(Recorded data)
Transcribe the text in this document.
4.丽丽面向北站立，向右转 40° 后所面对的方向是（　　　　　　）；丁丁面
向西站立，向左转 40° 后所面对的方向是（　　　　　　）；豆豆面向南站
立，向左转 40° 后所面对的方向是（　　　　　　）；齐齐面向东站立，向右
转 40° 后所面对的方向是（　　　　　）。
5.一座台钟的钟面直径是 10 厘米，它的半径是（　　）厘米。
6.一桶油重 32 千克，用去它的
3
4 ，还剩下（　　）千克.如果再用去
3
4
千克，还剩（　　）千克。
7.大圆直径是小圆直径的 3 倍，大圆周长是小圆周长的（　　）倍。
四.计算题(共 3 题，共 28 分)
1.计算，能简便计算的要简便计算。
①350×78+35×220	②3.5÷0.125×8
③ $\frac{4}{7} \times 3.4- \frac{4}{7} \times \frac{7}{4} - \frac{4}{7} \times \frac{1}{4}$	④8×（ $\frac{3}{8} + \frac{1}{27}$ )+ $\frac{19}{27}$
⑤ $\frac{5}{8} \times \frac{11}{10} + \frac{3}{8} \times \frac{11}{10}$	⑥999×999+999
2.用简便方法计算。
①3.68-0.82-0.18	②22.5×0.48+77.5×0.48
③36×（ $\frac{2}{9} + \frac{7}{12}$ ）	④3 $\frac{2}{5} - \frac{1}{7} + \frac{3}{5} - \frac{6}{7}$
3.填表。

> _EXERCISE GOAL_: Only the number is wanted: how many lines in the data include the string "后所面对的方向是"?

> _WRITTEN RESPONSE_: 4